» **YOUR TASKS**
#1 Decide whether each statement below agrees with the passage on Facebook's messaging apps, answering yes or no and quoting the words of the passage that decide it.
(a) Facebook paid around US$19 billion to acquire WhatsApp in 2014.
(b) WhatsApp requires users to provide actual identification when they sign up.
(c) WhatsApp employees clashed with Mr Zuckerberg over the integration plan during a staff meeting in December.
#2 Carry on the passage on Facebook's messaging apps from its last sentence.

(EXTRACT TO READ begins)

Mr Zuckerberg, Facebook’s embattled leader, hopes to “increase Facebook’s utility and keep users highly engaged inside the company’s ecosystem”. The ultimate aim is likely a bid to reduce appetite for rival messaging services, such as those offered by Apple and Google.

“If users can interact more frequently with Facebook’s apps, the company might also be able to increase its advertising business or add new revenue-generating services,” The New York Times reported, citing undisclosed sources.

Double-edged sword

On the other side of the raging debate concerning Facebook’s market practices comes criticism from tech commentators that combining the three messaging apps has the potential to redefine how billions of people connect with one another while strengthening Facebook’s grip on user data – thereby bring up the familiar chestnuts of antitrust, privacy and security.

The move is being hailed as an efficiency improvement to raise “Facebook’s utility and keep users highly engaged” which highlights the continued trend of centralisation being executed by Facebook’s Mr Zuckerberg by imposing his authority over units he once vowed to leave alone.

Back in 2014, Facebook paid around US$19 billion (A$26 billion) to acquire WhatsApp – the largest takeover in social media history at the time that hauled in 450 million monthly users – with WhatsApp co-founder Jan Koum cooling criticisms of the company losing its roots and principles by declaring that “if partnering with Facebook meant that we had to change our values, we wouldn’t have done it.”

However, five years on and things have changed.

Mr Zuckerberg’s persistent efforts to unify Facebook’s sprawling set of features has “caused strife within Facebook”.

Instagram’s founders, Kevin Systrom and Mike Krieger, left the company last year after Mr Zuckerberg “began weighing in more”.

Furthermore, WhatsApp’s founders Mr Koum and Brian Acton also departed on the back of internal clashes regarding business operations and overlapping philosophies regarding serving social media users.

More recently, dozens of WhatsApp employees clashed with Mr Zuckerberg over the integration plan on internal message boards and during a contentious staff meeting in December.

One of the concerns behind Facebook’s amalgamation of WhatsApp, Instagram and its own Facebook Messenger service is that they all require different conditions for users to sign up. WhatsApp asks for user’s phone numbers while Facebook goes further by requesting actual identification. The concern is that by fusing all three services, Facebook could entrench its already-extensive control over more than 2 billion user profiles.

(EXTRACT TO READ ends)
(DATASET ENTRIES begins)

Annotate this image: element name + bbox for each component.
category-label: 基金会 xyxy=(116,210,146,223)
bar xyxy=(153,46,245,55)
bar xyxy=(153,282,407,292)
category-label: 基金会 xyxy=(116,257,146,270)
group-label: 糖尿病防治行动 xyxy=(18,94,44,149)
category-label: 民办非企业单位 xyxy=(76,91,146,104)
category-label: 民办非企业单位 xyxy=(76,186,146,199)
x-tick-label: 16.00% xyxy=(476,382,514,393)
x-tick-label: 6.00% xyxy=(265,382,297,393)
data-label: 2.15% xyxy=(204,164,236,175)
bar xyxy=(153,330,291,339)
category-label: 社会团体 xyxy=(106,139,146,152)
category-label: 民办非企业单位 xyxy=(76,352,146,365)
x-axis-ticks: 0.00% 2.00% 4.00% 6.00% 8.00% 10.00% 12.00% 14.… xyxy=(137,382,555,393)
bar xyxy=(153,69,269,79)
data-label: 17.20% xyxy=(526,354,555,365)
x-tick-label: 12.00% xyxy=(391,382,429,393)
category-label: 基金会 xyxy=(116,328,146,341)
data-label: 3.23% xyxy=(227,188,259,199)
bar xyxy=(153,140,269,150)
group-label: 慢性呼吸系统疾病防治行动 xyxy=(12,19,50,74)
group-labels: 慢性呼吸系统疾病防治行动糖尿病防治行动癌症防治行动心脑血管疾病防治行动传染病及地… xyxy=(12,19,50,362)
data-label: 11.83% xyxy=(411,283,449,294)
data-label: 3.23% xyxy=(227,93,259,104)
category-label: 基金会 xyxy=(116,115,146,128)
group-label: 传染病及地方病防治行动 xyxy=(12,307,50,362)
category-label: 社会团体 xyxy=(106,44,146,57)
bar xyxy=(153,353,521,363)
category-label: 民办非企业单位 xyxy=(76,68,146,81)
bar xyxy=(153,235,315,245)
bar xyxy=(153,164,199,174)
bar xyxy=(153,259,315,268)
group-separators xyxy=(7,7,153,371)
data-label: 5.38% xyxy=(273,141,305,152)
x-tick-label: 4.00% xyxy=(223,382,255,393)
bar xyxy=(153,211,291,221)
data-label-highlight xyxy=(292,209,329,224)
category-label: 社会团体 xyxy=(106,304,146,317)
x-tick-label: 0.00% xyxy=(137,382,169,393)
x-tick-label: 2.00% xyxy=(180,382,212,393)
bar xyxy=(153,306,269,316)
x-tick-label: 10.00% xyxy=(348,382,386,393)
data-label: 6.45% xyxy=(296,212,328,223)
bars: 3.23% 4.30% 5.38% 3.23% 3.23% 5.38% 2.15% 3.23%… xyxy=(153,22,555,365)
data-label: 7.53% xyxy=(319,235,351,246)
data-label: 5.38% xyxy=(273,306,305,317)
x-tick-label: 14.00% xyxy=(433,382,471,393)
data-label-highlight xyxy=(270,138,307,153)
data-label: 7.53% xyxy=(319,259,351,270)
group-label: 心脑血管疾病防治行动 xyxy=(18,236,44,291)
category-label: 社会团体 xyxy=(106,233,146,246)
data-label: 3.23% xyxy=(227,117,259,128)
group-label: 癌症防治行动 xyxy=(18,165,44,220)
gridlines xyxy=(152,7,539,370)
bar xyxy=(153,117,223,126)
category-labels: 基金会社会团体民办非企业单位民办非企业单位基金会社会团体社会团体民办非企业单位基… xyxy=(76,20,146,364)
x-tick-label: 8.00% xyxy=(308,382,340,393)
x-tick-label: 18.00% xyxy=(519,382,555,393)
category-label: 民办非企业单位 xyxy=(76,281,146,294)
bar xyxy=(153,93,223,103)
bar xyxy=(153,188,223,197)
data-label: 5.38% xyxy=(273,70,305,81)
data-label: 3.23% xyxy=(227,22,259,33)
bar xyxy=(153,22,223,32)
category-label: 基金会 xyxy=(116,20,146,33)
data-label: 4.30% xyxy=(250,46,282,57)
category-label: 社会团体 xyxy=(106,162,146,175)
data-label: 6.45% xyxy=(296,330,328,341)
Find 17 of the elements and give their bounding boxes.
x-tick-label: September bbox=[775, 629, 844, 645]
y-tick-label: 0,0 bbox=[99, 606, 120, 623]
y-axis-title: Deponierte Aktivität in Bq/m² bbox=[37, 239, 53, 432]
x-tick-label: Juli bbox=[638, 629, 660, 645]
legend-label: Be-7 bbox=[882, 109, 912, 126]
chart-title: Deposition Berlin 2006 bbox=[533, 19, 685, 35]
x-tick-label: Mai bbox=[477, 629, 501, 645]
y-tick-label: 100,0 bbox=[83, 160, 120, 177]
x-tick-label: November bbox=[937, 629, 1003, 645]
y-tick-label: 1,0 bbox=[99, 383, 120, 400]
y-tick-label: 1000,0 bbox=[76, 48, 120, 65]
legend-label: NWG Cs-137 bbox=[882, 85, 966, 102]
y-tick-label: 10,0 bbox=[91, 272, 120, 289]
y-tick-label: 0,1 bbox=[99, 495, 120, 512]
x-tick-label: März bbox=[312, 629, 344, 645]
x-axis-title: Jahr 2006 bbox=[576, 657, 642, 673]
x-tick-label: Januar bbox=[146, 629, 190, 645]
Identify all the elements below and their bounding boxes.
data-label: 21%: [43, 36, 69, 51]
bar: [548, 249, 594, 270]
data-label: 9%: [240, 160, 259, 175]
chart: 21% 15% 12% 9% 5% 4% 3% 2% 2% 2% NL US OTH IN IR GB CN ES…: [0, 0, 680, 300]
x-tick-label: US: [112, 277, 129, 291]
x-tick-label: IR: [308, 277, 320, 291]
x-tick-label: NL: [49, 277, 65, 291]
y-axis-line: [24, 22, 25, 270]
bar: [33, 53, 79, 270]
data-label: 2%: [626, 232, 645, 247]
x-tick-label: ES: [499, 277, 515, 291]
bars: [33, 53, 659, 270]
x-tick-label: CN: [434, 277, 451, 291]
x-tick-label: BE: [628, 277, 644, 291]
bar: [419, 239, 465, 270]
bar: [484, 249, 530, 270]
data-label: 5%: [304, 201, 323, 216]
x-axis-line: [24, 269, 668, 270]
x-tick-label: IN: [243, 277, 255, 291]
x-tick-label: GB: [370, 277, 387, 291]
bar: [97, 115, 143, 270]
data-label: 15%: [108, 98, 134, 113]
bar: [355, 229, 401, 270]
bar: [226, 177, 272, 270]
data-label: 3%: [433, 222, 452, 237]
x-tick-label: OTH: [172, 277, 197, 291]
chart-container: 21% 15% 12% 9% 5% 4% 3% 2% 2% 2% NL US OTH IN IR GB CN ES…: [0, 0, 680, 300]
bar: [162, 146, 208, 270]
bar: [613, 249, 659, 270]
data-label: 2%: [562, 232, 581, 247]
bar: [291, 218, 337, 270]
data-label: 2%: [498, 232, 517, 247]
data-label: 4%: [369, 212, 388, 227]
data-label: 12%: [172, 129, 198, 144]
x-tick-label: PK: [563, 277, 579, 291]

(DATASET ENTRIES ends)

» **OUTPUTS BY TASK**
#1
(a) Yes: "Back in 2014, Facebook paid around US$19 billion (A$26 billion) to acquire WhatsApp"
(b) No: "WhatsApp asks for user’s phone numbers while Facebook goes further by requesting actual identification."
(c) Yes: "dozens of WhatsApp employees clashed with Mr Zuckerberg over the integration plan on internal message boards and during a contentious staff meeting in December."

#2
This could potentially dump millions of people into a situation where their true identities are matched across services thereby reveal their broader social media activity and putting a face to the name – an eventuality many users would rather keep private.

From past to present

Facebook was embroiled in stinging privacy fiasco last year which revealed that it was actively quarterbacking user data to third-party private companies and was even accused of helping to sway political elections.

Mr Zuckerberg was dragged in to testify before the US Congress where he was repeatedly grilled by US legislators – a process that has arguably helped shift Facebook’s focus towards engineering better security measures and ease up on its revenue-busting business model.

Not only Facebook, but other tech giants have begun to encounter what some call as “user growth exhaustion”. Consistently expansive rates of user growth had to come to a slow-down at some stage.

In July last year, investors saw the values of Facebook and Twitter slide to recent lows on the back of disappointing company results that according to some market commentators were signalling “bifurcation” amongst social media valuations including the so-called FANG stocks (Facebook, Amazon, Netflix and Google).

In other words, social media valuations may have reached a peak.

With Facebook working overtime to consolidate its market position via both privacy and security tweaks, as well as, across-the-board consolidation of its most popular apps – the company clearly wants to stand out from the crowd. Even if it means upsetting a few people along the way.